§ **Text segment**
_ _ _ _ _
It's a delight to be here,
I think these events are very important.
One thing I discovered is great ideas
don't spread by themselves quite often;
they need a little help.
Case in point being:
the rest of the world
would all have
wonderful Japanese toilets.
If great ideas spread on their own.
So I think these events
are very important.
I spend my days doing something
that I'm very excited about.
I help leaders and managers
in mostly large organizations,
make better decisions, be more reflective,
stay cool under pressure,
and most importantly,
be better at influencing others
and collaborating with others.
You can imagine I'm fairly busy;
there's plenty of work to do there.
But one of the things I discovered
about five years ago,
which was very surprising to me,
was I discovered that teaching people
about their brain
had a profound effect on their ability
to understand themselves,
and understand others.
Teaching people about their brain
made them far more effective
at whatever they wanted to achieve.
I was very surprised by that,
it wasn't where I'd expected
I would end up.
But for the last five years
I've been really passionate about
decoding, deciphering, translating
the incredible neuroscience coming out
and making it accessible to people.
So those of you who are
change agents in the room,
and I dare say that many of you here
are change agents,
I want to let you in on a few secrets,
I want to give you possibly some tools
that will help you
spread your ideas more effectively.
What I found is learning about the brain
does change everything,
and I'm going to give you four reasons
how this happens.
I've been thinking about this
for some years now.
There are four reasons why it's so useful
to learn about the brain.
First one is a thing
called a novelty effect.
This is my daughter at 18 months.
_ _ _ _ _
§ **What is asked**
**a)** Reproduce the talk's wording between "If great ideas" and "to do there.", inclusive.
**b)** Which three words does the speaker in the talk use to describe what they have been doing with the neuroscience for the last five years?
Rely only on the talk for your answers.

§ **Material**
_ _ _ _ _
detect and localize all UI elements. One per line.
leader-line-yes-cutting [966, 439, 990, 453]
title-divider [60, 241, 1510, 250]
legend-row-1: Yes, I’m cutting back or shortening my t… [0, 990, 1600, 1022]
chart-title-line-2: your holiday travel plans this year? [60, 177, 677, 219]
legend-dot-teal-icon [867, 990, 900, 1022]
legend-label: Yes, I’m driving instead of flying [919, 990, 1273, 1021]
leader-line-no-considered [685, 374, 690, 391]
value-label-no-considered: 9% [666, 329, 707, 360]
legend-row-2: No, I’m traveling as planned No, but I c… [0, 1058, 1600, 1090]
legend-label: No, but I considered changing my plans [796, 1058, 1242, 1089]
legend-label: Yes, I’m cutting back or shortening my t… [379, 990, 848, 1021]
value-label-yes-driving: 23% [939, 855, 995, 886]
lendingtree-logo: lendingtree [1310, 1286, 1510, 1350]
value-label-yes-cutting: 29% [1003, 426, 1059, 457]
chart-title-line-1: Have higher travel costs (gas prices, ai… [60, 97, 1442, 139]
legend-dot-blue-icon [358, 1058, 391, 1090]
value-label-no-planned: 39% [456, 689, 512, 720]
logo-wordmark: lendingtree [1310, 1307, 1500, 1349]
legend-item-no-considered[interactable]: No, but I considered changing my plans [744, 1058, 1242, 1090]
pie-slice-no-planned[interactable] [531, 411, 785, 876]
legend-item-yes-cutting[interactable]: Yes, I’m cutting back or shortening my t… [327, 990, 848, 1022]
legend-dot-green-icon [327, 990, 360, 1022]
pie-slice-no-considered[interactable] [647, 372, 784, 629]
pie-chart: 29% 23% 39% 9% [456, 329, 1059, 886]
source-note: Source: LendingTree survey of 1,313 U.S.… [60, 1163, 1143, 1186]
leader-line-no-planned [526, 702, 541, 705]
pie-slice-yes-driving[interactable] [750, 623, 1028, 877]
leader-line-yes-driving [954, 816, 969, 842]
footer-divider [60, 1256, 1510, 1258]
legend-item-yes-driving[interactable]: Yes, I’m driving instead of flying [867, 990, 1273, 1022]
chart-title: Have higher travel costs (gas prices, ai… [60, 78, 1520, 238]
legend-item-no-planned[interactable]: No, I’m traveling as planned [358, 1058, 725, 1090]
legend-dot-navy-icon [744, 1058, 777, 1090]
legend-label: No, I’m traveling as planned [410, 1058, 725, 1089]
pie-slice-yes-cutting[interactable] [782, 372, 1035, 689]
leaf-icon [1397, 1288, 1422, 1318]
_ _ _ _ _
§ **Problem solutions**
**a)**
If great ideas spread on their own.
So I think these events
are very important.
I spend my days doing something
that I'm very excited about.
I help leaders and managers
in mostly large organizations,
make better decisions, be more reflective,
stay cool under pressure,
and most importantly,
be better at influencing others
and collaborating with others.
You can imagine I'm fairly busy;
there's plenty of work to do there.

**b)** decoding, deciphering, translating